## Required task
Transcribe the records below exactly, leaving out any pictures.

(Dataset items)
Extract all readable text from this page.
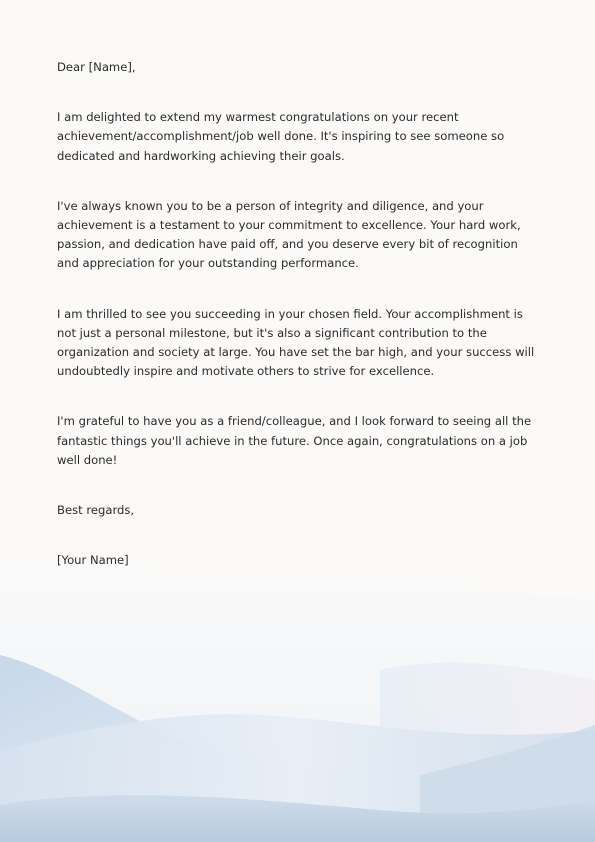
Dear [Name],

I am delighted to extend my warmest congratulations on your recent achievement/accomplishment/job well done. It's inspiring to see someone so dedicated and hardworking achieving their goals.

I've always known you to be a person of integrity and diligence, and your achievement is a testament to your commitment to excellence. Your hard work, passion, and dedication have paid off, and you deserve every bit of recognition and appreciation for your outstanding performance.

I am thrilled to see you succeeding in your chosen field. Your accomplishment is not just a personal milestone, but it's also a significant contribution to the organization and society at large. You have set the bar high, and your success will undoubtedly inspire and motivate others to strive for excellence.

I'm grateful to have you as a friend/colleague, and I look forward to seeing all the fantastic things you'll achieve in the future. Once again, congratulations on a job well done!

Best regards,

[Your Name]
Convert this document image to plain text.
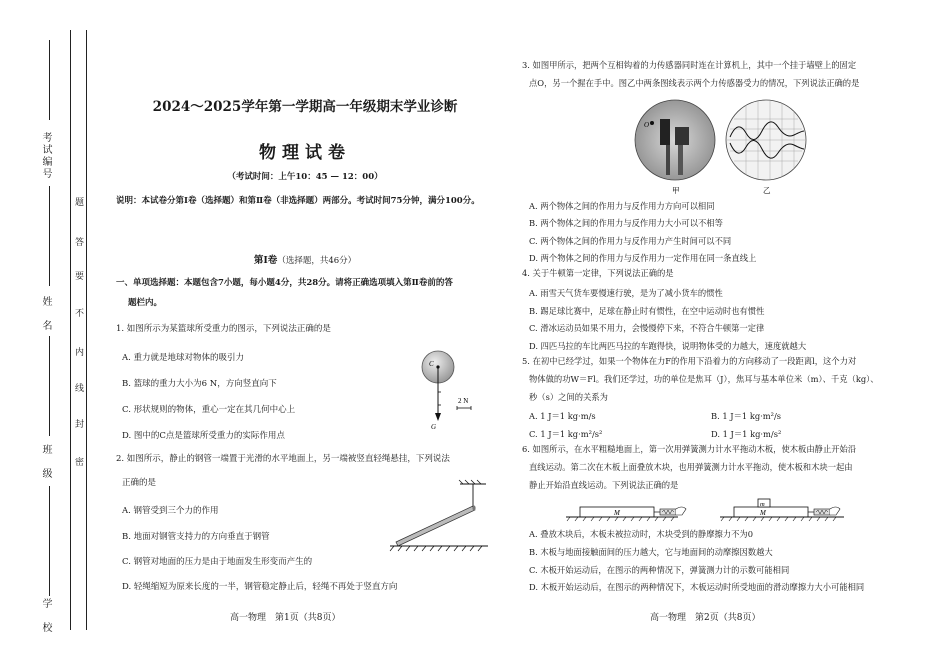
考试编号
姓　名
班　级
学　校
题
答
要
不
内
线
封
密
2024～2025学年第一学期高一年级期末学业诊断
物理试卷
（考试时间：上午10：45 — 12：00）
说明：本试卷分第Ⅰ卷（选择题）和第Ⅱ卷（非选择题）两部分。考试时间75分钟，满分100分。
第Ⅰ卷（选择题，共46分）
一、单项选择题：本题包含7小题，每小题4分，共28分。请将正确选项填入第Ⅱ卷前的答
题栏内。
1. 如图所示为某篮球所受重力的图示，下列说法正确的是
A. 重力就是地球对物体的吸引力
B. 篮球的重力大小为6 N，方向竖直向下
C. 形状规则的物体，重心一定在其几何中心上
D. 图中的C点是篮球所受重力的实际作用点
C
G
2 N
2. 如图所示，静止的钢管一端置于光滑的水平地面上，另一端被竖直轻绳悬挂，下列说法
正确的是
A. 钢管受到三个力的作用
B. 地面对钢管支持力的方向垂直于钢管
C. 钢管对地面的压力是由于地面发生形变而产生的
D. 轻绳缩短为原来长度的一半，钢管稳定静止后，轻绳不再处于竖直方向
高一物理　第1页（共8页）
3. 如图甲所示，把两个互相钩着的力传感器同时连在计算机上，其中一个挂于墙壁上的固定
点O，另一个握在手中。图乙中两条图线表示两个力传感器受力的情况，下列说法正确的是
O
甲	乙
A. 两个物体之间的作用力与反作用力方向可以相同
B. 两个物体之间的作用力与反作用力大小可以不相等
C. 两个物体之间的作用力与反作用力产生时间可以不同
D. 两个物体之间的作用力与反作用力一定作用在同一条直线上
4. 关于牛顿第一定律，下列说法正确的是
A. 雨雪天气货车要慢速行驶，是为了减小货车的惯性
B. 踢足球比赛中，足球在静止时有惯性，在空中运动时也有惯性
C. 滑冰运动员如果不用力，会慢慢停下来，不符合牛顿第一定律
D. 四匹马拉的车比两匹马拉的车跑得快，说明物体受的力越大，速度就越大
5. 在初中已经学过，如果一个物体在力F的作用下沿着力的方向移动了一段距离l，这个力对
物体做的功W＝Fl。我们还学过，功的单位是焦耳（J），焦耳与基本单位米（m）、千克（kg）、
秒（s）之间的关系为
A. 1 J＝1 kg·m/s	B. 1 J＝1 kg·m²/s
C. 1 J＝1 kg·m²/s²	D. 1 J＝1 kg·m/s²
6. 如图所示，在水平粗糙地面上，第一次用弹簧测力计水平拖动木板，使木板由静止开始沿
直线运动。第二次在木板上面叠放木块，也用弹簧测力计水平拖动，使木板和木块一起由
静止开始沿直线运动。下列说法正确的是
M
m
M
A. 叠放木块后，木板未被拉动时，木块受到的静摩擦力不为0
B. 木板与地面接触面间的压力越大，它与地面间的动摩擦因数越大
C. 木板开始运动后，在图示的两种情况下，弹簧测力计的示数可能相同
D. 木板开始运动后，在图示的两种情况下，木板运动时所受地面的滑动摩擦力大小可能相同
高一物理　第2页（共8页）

## The completed task
Extract all readable text from this page.
Dear [Name],

I am delighted to extend my warmest congratulations on your recent achievement/accomplishment/job well done. It's inspiring to see someone so dedicated and hardworking achieving their goals.

I've always known you to be a person of integrity and diligence, and your achievement is a testament to your commitment to excellence. Your hard work, passion, and dedication have paid off, and you deserve every bit of recognition and appreciation for your outstanding performance.

I am thrilled to see you succeeding in your chosen field. Your accomplishment is not just a personal milestone, but it's also a significant contribution to the organization and society at large. You have set the bar high, and your success will undoubtedly inspire and motivate others to strive for excellence.

I'm grateful to have you as a friend/colleague, and I look forward to seeing all the fantastic things you'll achieve in the future. Once again, congratulations on a job well done!

Best regards,

[Your Name]
Convert this document image to plain text.
考试编号
姓　名
班　级
学　校
题
答
要
不
内
线
封
密
2024～2025学年第一学期高一年级期末学业诊断
物理试卷
（考试时间：上午10：45 — 12：00）
说明：本试卷分第Ⅰ卷（选择题）和第Ⅱ卷（非选择题）两部分。考试时间75分钟，满分100分。
第Ⅰ卷（选择题，共46分）
一、单项选择题：本题包含7小题，每小题4分，共28分。请将正确选项填入第Ⅱ卷前的答
题栏内。
1. 如图所示为某篮球所受重力的图示，下列说法正确的是
A. 重力就是地球对物体的吸引力
B. 篮球的重力大小为6 N，方向竖直向下
C. 形状规则的物体，重心一定在其几何中心上
D. 图中的C点是篮球所受重力的实际作用点
C
G
2 N
2. 如图所示，静止的钢管一端置于光滑的水平地面上，另一端被竖直轻绳悬挂，下列说法
正确的是
A. 钢管受到三个力的作用
B. 地面对钢管支持力的方向垂直于钢管
C. 钢管对地面的压力是由于地面发生形变而产生的
D. 轻绳缩短为原来长度的一半，钢管稳定静止后，轻绳不再处于竖直方向
高一物理　第1页（共8页）
3. 如图甲所示，把两个互相钩着的力传感器同时连在计算机上，其中一个挂于墙壁上的固定
点O，另一个握在手中。图乙中两条图线表示两个力传感器受力的情况，下列说法正确的是
O
甲	乙
A. 两个物体之间的作用力与反作用力方向可以相同
B. 两个物体之间的作用力与反作用力大小可以不相等
C. 两个物体之间的作用力与反作用力产生时间可以不同
D. 两个物体之间的作用力与反作用力一定作用在同一条直线上
4. 关于牛顿第一定律，下列说法正确的是
A. 雨雪天气货车要慢速行驶，是为了减小货车的惯性
B. 踢足球比赛中，足球在静止时有惯性，在空中运动时也有惯性
C. 滑冰运动员如果不用力，会慢慢停下来，不符合牛顿第一定律
D. 四匹马拉的车比两匹马拉的车跑得快，说明物体受的力越大，速度就越大
5. 在初中已经学过，如果一个物体在力F的作用下沿着力的方向移动了一段距离l，这个力对
物体做的功W＝Fl。我们还学过，功的单位是焦耳（J），焦耳与基本单位米（m）、千克（kg）、
秒（s）之间的关系为
A. 1 J＝1 kg·m/s	B. 1 J＝1 kg·m²/s
C. 1 J＝1 kg·m²/s²	D. 1 J＝1 kg·m/s²
6. 如图所示，在水平粗糙地面上，第一次用弹簧测力计水平拖动木板，使木板由静止开始沿
直线运动。第二次在木板上面叠放木块，也用弹簧测力计水平拖动，使木板和木块一起由
静止开始沿直线运动。下列说法正确的是
M
m
M
A. 叠放木块后，木板未被拉动时，木块受到的静摩擦力不为0
B. 木板与地面接触面间的压力越大，它与地面间的动摩擦因数越大
C. 木板开始运动后，在图示的两种情况下，弹簧测力计的示数可能相同
D. 木板开始运动后，在图示的两种情况下，木板运动时所受地面的滑动摩擦力大小可能相同
高一物理　第2页（共8页）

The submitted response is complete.